**Aim of the exercise**
Reproduce the data below verbatim, from its first line up to and including the line containing "473, 868, 495]".

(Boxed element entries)
=======

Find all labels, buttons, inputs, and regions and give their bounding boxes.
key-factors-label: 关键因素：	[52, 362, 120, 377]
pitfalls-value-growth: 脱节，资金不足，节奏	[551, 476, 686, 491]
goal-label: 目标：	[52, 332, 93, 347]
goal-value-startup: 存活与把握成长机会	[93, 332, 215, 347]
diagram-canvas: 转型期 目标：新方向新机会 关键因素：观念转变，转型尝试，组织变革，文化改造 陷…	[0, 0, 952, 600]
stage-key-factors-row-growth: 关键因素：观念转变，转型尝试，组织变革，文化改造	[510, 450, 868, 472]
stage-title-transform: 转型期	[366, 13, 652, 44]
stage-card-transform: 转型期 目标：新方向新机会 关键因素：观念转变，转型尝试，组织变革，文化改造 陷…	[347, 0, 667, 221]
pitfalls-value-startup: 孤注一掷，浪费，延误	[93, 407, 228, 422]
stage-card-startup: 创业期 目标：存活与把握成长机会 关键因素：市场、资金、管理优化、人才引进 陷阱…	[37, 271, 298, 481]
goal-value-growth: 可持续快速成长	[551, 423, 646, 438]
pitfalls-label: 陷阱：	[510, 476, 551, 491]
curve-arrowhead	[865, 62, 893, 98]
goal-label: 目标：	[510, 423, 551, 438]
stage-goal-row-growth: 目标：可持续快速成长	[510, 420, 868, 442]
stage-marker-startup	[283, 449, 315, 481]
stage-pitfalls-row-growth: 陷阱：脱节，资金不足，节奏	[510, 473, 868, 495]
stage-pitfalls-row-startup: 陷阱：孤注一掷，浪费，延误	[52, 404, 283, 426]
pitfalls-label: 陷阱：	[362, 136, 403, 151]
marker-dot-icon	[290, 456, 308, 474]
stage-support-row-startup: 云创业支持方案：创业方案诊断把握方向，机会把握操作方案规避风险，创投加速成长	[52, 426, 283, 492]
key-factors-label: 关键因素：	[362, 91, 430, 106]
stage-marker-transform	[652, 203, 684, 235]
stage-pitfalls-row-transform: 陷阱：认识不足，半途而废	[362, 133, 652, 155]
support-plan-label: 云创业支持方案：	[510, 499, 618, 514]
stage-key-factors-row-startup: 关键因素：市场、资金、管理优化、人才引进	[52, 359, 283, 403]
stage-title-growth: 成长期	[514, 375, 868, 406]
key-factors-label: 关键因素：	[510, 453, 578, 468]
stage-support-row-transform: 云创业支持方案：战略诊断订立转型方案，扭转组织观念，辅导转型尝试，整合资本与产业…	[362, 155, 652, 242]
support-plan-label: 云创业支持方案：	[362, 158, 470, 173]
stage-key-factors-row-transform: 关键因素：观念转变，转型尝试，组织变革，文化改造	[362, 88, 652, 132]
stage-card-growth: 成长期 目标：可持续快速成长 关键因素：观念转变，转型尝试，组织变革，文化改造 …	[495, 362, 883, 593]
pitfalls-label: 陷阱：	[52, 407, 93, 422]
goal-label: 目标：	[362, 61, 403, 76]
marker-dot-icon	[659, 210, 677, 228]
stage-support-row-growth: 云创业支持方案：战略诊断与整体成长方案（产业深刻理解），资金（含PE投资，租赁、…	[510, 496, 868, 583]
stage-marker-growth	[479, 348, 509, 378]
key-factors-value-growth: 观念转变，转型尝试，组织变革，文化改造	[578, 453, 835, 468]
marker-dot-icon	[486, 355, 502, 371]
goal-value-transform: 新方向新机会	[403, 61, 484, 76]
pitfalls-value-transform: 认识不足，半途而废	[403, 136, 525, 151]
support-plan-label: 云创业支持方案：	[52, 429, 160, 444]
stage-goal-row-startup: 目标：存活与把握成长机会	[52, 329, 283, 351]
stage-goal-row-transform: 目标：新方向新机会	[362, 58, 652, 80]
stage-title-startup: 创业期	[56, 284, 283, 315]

=======

**Problem solution**
Find all labels, buttons, inputs, and regions and give their bounding boxes.
key-factors-label: 关键因素：	[52, 362, 120, 377]
pitfalls-value-growth: 脱节，资金不足，节奏	[551, 476, 686, 491]
goal-label: 目标：	[52, 332, 93, 347]
goal-value-startup: 存活与把握成长机会	[93, 332, 215, 347]
diagram-canvas: 转型期 目标：新方向新机会 关键因素：观念转变，转型尝试，组织变革，文化改造 陷…	[0, 0, 952, 600]
stage-key-factors-row-growth: 关键因素：观念转变，转型尝试，组织变革，文化改造	[510, 450, 868, 472]
stage-title-transform: 转型期	[366, 13, 652, 44]
stage-card-transform: 转型期 目标：新方向新机会 关键因素：观念转变，转型尝试，组织变革，文化改造 陷…	[347, 0, 667, 221]
pitfalls-value-startup: 孤注一掷，浪费，延误	[93, 407, 228, 422]
stage-card-startup: 创业期 目标：存活与把握成长机会 关键因素：市场、资金、管理优化、人才引进 陷阱…	[37, 271, 298, 481]
goal-value-growth: 可持续快速成长	[551, 423, 646, 438]
pitfalls-label: 陷阱：	[510, 476, 551, 491]
curve-arrowhead	[865, 62, 893, 98]
goal-label: 目标：	[510, 423, 551, 438]
stage-goal-row-growth: 目标：可持续快速成长	[510, 420, 868, 442]
stage-marker-startup	[283, 449, 315, 481]
stage-pitfalls-row-growth: 陷阱：脱节，资金不足，节奏	[510, 473, 868, 495]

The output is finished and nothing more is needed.